(WORK TO COMPLETE)
Would you quote every entry exactly, dropping only the pictures?

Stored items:
======

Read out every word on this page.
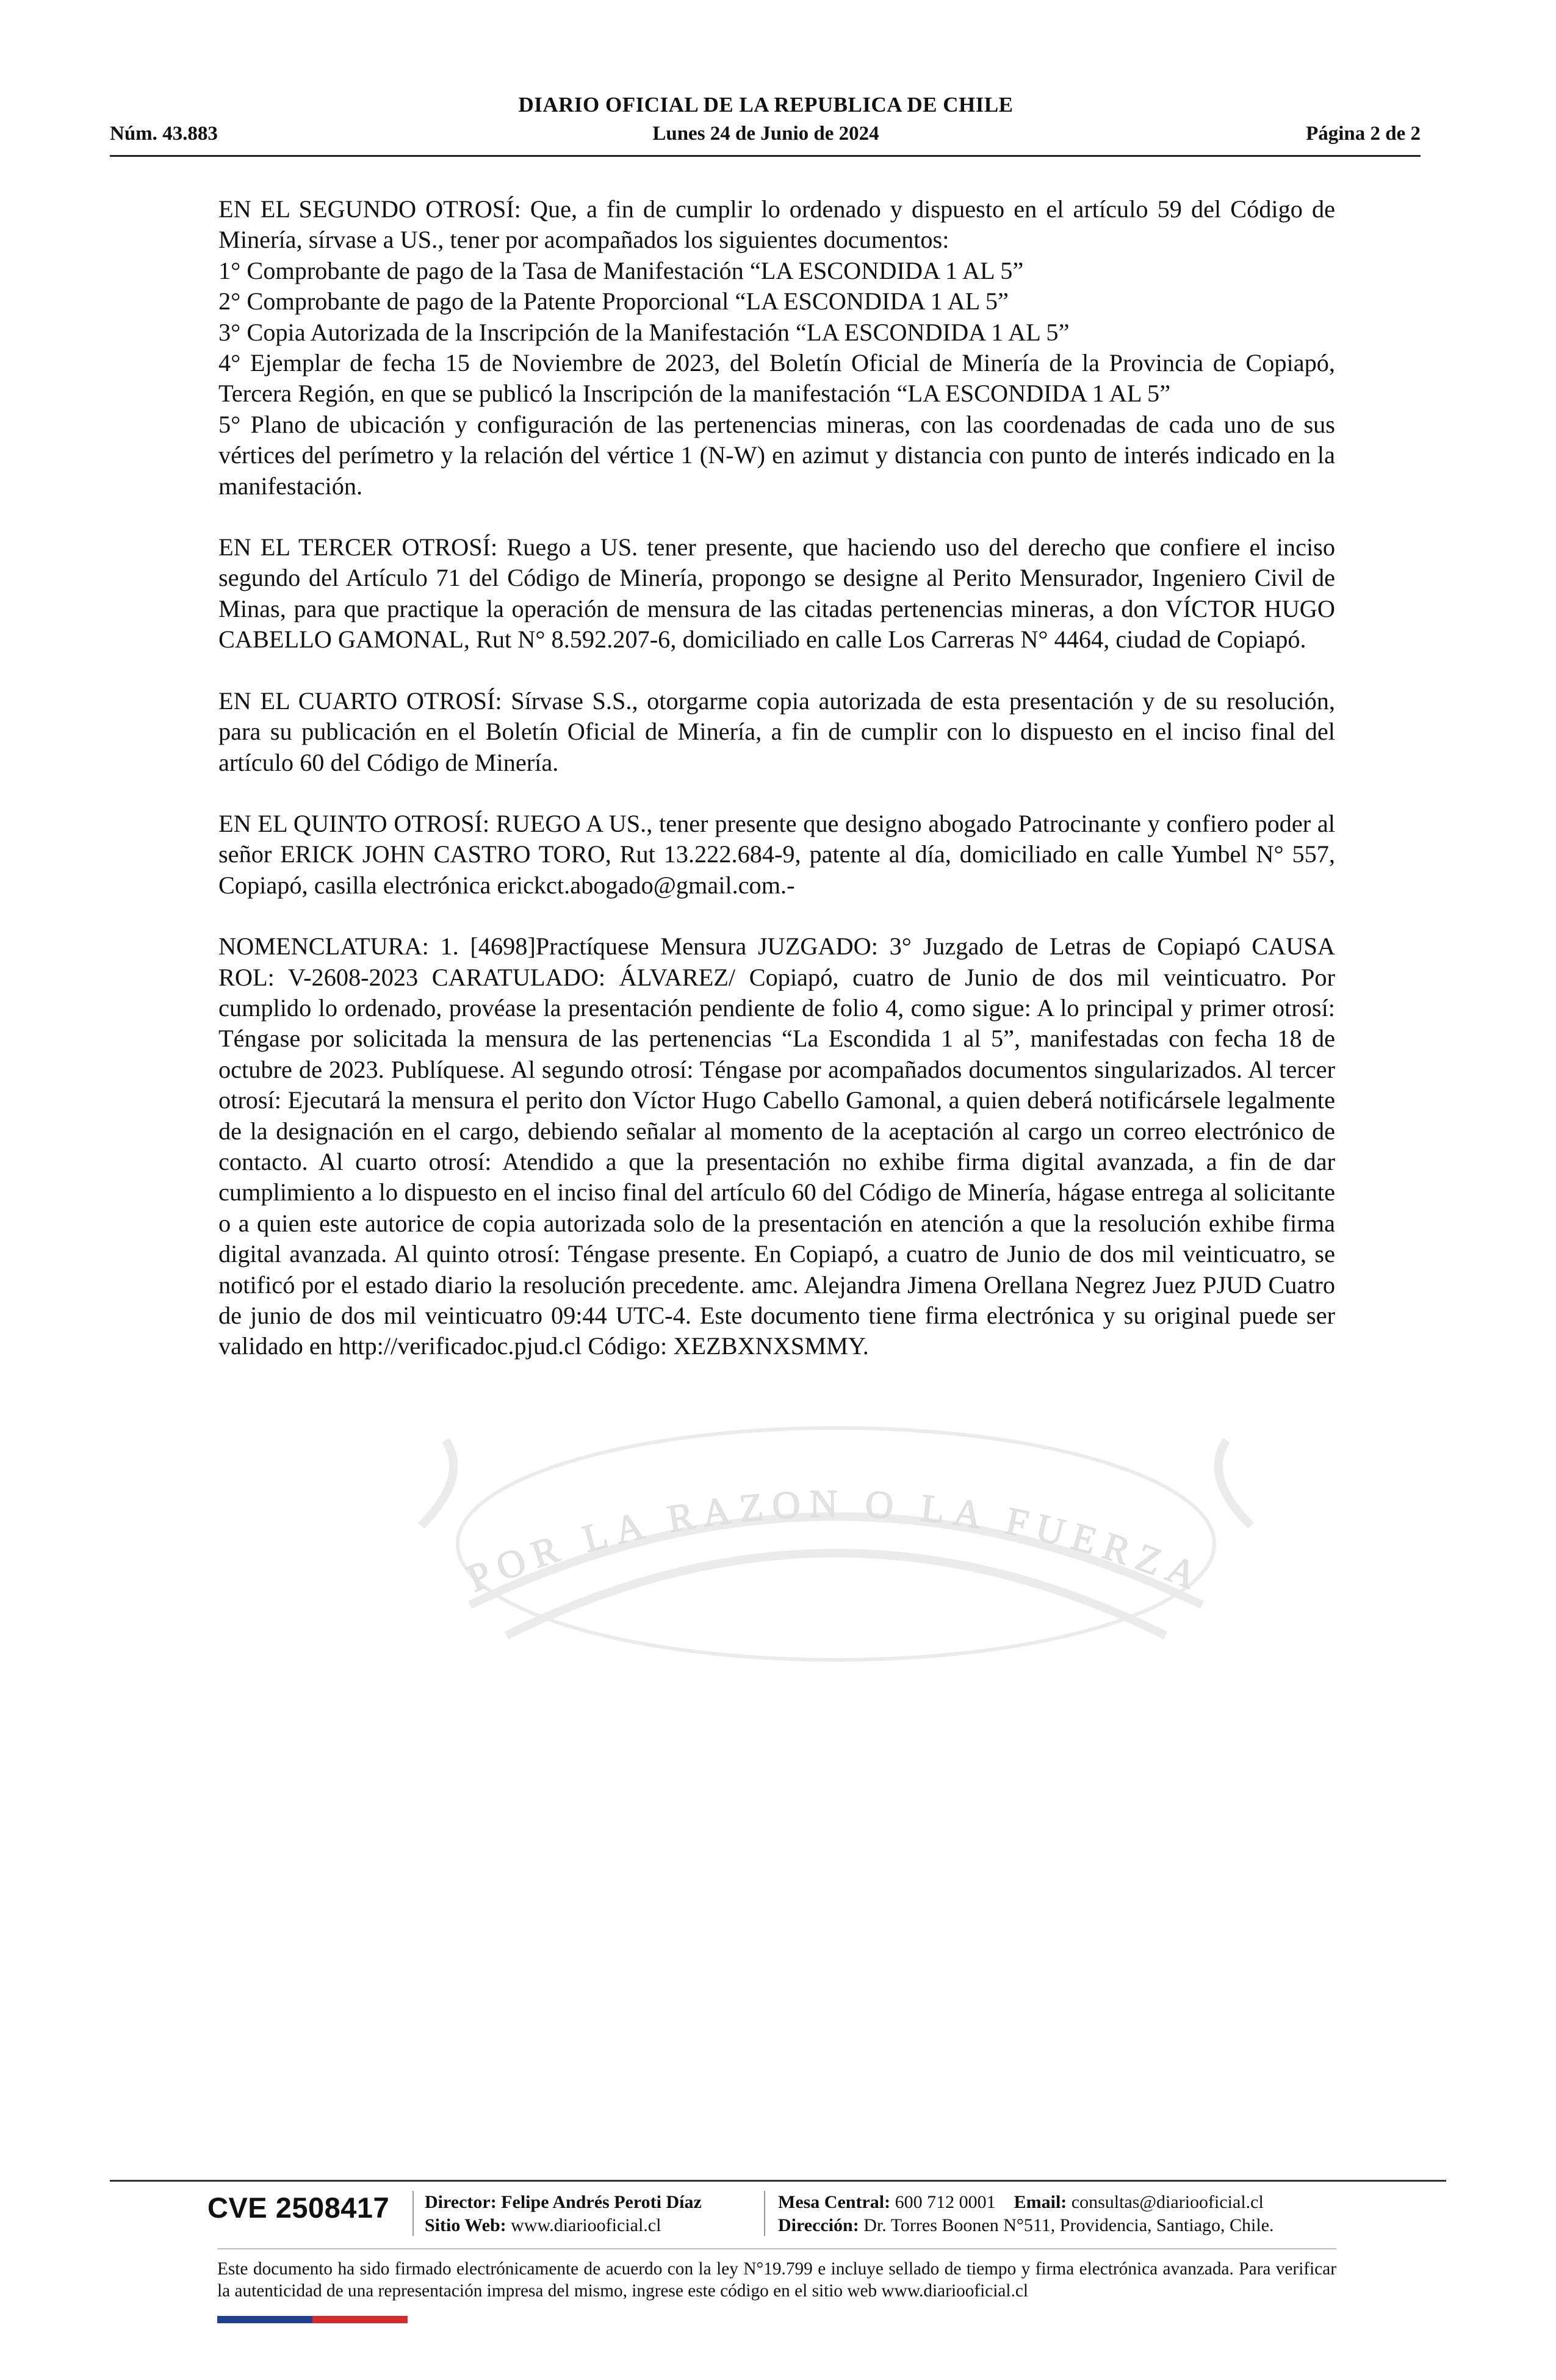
DIARIO OFICIAL DE LA REPUBLICA DE CHILE
Núm. 43.883	Lunes 24 de Junio de 2024	Página 2 de 2
POR LA RAZON O LA FUERZA

EN EL SEGUNDO OTROSÍ: Que, a fin de cumplir lo ordenado y dispuesto en el artículo 59 del Código de Minería, sírvase a US., tener por acompañados los siguientes documentos:
1° Comprobante de pago de la Tasa de Manifestación “LA ESCONDIDA 1 AL 5”
2° Comprobante de pago de la Patente Proporcional “LA ESCONDIDA 1 AL 5”
3° Copia Autorizada de la Inscripción de la Manifestación “LA ESCONDIDA 1 AL 5”
4° Ejemplar de fecha 15 de Noviembre de 2023, del Boletín Oficial de Minería de la Provincia de Copiapó, Tercera Región, en que se publicó la Inscripción de la manifestación “LA ESCONDIDA 1 AL 5”
5° Plano de ubicación y configuración de las pertenencias mineras, con las coordenadas de cada uno de sus vértices del perímetro y la relación del vértice 1 (N-W) en azimut y distancia con punto de interés indicado en la manifestación.

EN EL TERCER OTROSÍ: Ruego a US. tener presente, que haciendo uso del derecho que confiere el inciso segundo del Artículo 71 del Código de Minería, propongo se designe al Perito Mensurador, Ingeniero Civil de Minas, para que practique la operación de mensura de las citadas pertenencias mineras, a don VÍCTOR HUGO CABELLO GAMONAL, Rut N° 8.592.207-6, domiciliado en calle Los Carreras N° 4464, ciudad de Copiapó.

EN EL CUARTO OTROSÍ: Sírvase S.S., otorgarme copia autorizada de esta presentación y de su resolución, para su publicación en el Boletín Oficial de Minería, a fin de cumplir con lo dispuesto en el inciso final del artículo 60 del Código de Minería.

EN EL QUINTO OTROSÍ: RUEGO A US., tener presente que designo abogado Patrocinante y confiero poder al señor ERICK JOHN CASTRO TORO, Rut 13.222.684-9, patente al día, domiciliado en calle Yumbel N° 557, Copiapó, casilla electrónica erickct.abogado@gmail.com.-

NOMENCLATURA: 1. [4698]Practíquese Mensura JUZGADO: 3° Juzgado de Letras de Copiapó CAUSA ROL: V-2608-2023 CARATULADO: ÁLVAREZ/ Copiapó, cuatro de Junio de dos mil veinticuatro. Por cumplido lo ordenado, provéase la presentación pendiente de folio 4, como sigue: A lo principal y primer otrosí: Téngase por solicitada la mensura de las pertenencias “La Escondida 1 al 5”, manifestadas con fecha 18 de octubre de 2023. Publíquese. Al segundo otrosí: Téngase por acompañados documentos singularizados. Al tercer otrosí: Ejecutará la mensura el perito don Víctor Hugo Cabello Gamonal, a quien deberá notificársele legalmente de la designación en el cargo, debiendo señalar al momento de la aceptación al cargo un correo electrónico de contacto. Al cuarto otrosí: Atendido a que la presentación no exhibe firma digital avanzada, a fin de dar cumplimiento a lo dispuesto en el inciso final del artículo 60 del Código de Minería, hágase entrega al solicitante o a quien este autorice de copia autorizada solo de la presentación en atención a que la resolución exhibe firma digital avanzada. Al quinto otrosí: Téngase presente. En Copiapó, a cuatro de Junio de dos mil veinticuatro, se notificó por el estado diario la resolución precedente. amc. Alejandra Jimena Orellana Negrez Juez PJUD Cuatro de junio de dos mil veinticuatro 09:44 UTC-4. Este documento tiene firma electrónica y su original puede ser validado en http://verificadoc.pjud.cl Código: XEZBXNXSMMY.

CVE 2508417 Director: Felipe Andrés Peroti Díaz
Sitio Web: www.diariooficial.cl
Mesa Central: 600 712 0001 Email: consultas@diariooficial.cl
Dirección: Dr. Torres Boonen N°511, Providencia, Santiago, Chile.
Este documento ha sido firmado electrónicamente de acuerdo con la ley N°19.799 e incluye sellado de tiempo y firma electrónica avanzada. Para verificar la autenticidad de una representación impresa del mismo, ingrese este código en el sitio web www.diariooficial.cl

======

(RESULT)
Read out every word on this page.
DIARIO OFICIAL DE LA REPUBLICA DE CHILE
Núm. 43.883	Lunes 24 de Junio de 2024	Página 2 de 2
POR LA RAZON O LA FUERZA

EN EL SEGUNDO OTROSÍ: Que, a fin de cumplir lo ordenado y dispuesto en el artículo 59 del Código de Minería, sírvase a US., tener por acompañados los siguientes documentos:
1° Comprobante de pago de la Tasa de Manifestación “LA ESCONDIDA 1 AL 5”
2° Comprobante de pago de la Patente Proporcional “LA ESCONDIDA 1 AL 5”
3° Copia Autorizada de la Inscripción de la Manifestación “LA ESCONDIDA 1 AL 5”
4° Ejemplar de fecha 15 de Noviembre de 2023, del Boletín Oficial de Minería de la Provincia de Copiapó, Tercera Región, en que se publicó la Inscripción de la manifestación “LA ESCONDIDA 1 AL 5”
5° Plano de ubicación y configuración de las pertenencias mineras, con las coordenadas de cada uno de sus vértices del perímetro y la relación del vértice 1 (N-W) en azimut y distancia con punto de interés indicado en la manifestación.

EN EL TERCER OTROSÍ: Ruego a US. tener presente, que haciendo uso del derecho que confiere el inciso segundo del Artículo 71 del Código de Minería, propongo se designe al Perito Mensurador, Ingeniero Civil de Minas, para que practique la operación de mensura de las citadas pertenencias mineras, a don VÍCTOR HUGO CABELLO GAMONAL, Rut N° 8.592.207-6, domiciliado en calle Los Carreras N° 4464, ciudad de Copiapó.

EN EL CUARTO OTROSÍ: Sírvase S.S., otorgarme copia autorizada de esta presentación y de su resolución, para su publicación en el Boletín Oficial de Minería, a fin de cumplir con lo dispuesto en el inciso final del artículo 60 del Código de Minería.

EN EL QUINTO OTROSÍ: RUEGO A US., tener presente que designo abogado Patrocinante y confiero poder al señor ERICK JOHN CASTRO TORO, Rut 13.222.684-9, patente al día, domiciliado en calle Yumbel N° 557, Copiapó, casilla electrónica erickct.abogado@gmail.com.-

NOMENCLATURA: 1. [4698]Practíquese Mensura JUZGADO: 3° Juzgado de Letras de Copiapó CAUSA ROL: V-2608-2023 CARATULADO: ÁLVAREZ/ Copiapó, cuatro de Junio de dos mil veinticuatro. Por cumplido lo ordenado, provéase la presentación pendiente de folio 4, como sigue: A lo principal y primer otrosí: Téngase por solicitada la mensura de las pertenencias “La Escondida 1 al 5”, manifestadas con fecha 18 de octubre de 2023. Publíquese. Al segundo otrosí: Téngase por acompañados documentos singularizados. Al tercer otrosí: Ejecutará la mensura el perito don Víctor Hugo Cabello Gamonal, a quien deberá notificársele legalmente de la designación en el cargo, debiendo señalar al momento de la aceptación al cargo un correo electrónico de contacto. Al cuarto otrosí: Atendido a que la presentación no exhibe firma digital avanzada, a fin de dar cumplimiento a lo dispuesto en el inciso final del artículo 60 del Código de Minería, hágase entrega al solicitante o a quien este autorice de copia autorizada solo de la presentación en atención a que la resolución exhibe firma digital avanzada. Al quinto otrosí: Téngase presente. En Copiapó, a cuatro de Junio de dos mil veinticuatro, se notificó por el estado diario la resolución precedente. amc. Alejandra Jimena Orellana Negrez Juez PJUD Cuatro de junio de dos mil veinticuatro 09:44 UTC-4. Este documento tiene firma electrónica y su original puede ser validado en http://verificadoc.pjud.cl Código: XEZBXNXSMMY.

CVE 2508417 Director: Felipe Andrés Peroti Díaz
Sitio Web: www.diariooficial.cl
Mesa Central: 600 712 0001 Email: consultas@diariooficial.cl
Dirección: Dr. Torres Boonen N°511, Providencia, Santiago, Chile.
Este documento ha sido firmado electrónicamente de acuerdo con la ley N°19.799 e incluye sellado de tiempo y firma electrónica avanzada. Para verificar la autenticidad de una representación impresa del mismo, ingrese este código en el sitio web www.diariooficial.cl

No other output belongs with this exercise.